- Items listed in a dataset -
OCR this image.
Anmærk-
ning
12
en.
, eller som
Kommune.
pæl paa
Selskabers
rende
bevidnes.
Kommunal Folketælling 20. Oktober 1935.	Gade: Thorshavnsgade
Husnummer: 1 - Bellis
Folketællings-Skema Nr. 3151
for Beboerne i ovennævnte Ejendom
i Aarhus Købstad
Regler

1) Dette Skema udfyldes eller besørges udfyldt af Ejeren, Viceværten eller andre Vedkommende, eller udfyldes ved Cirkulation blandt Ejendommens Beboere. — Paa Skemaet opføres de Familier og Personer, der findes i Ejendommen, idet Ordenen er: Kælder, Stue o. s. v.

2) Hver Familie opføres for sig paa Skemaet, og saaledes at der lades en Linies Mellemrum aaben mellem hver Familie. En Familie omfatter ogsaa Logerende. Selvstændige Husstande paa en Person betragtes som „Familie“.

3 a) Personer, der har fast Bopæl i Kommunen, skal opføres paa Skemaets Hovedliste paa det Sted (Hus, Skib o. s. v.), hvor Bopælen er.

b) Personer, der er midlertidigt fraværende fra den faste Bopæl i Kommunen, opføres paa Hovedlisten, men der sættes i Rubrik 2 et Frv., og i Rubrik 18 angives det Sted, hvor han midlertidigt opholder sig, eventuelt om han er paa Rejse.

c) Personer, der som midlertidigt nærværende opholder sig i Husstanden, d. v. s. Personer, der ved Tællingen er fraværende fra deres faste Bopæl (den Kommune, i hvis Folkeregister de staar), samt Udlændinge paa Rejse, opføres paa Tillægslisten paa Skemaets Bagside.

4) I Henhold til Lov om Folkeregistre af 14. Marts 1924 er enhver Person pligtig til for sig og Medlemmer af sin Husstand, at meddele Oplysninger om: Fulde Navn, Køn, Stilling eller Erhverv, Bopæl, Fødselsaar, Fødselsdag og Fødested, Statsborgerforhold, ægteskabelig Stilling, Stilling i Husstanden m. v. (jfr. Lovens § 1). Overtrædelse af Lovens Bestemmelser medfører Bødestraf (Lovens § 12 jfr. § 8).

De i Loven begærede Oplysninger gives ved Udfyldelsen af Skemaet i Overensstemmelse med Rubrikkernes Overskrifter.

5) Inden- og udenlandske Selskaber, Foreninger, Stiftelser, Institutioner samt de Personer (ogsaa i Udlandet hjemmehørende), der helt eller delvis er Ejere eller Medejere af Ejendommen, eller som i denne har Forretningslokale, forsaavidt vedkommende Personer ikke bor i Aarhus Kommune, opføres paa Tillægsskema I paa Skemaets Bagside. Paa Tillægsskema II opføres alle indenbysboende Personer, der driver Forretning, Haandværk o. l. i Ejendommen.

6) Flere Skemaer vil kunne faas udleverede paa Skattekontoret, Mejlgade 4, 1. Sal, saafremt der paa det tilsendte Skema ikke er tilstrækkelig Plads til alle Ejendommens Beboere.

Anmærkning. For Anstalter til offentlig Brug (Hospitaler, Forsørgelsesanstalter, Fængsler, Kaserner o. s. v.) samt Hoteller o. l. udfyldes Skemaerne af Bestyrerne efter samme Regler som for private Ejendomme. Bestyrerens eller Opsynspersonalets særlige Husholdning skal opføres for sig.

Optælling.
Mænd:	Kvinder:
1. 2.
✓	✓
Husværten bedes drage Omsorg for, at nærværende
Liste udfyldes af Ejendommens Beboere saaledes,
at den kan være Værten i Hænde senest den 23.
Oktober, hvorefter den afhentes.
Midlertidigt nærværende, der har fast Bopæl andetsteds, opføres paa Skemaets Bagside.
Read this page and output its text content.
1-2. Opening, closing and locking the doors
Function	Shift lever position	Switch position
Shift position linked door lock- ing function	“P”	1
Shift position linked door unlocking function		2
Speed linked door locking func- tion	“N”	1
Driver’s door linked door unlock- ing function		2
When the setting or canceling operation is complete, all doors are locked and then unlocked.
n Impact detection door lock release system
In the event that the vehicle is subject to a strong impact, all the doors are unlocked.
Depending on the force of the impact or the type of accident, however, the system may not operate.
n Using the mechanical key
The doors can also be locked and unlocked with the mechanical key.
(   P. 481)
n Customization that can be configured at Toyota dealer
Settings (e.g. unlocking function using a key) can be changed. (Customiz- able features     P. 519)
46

- Your instructions -
Nothing but the lines from the line with "Read this page and output its text content." to the last line of the listing above should appear; please retype them exactly, both ends included.

- Response -
Read this page and output its text content.
1-2. Opening, closing and locking the doors
Function	Shift lever position	Switch position
Shift position linked door lock- ing function	“P”	1
Shift position linked door unlocking function		2
Speed linked door locking func- tion	“N”	1
Driver’s door linked door unlock- ing function		2
When the setting or canceling operation is complete, all doors are locked and then unlocked.
n Impact detection door lock release system
In the event that the vehicle is subject to a strong impact, all the doors are unlocked.
Depending on the force of the impact or the type of accident, however, the system may not operate.
n Using the mechanical key
The doors can also be locked and unlocked with the mechanical key.
(   P. 481)
n Customization that can be configured at Toyota dealer
Settings (e.g. unlocking function using a key) can be changed. (Customiz- able features     P. 519)
46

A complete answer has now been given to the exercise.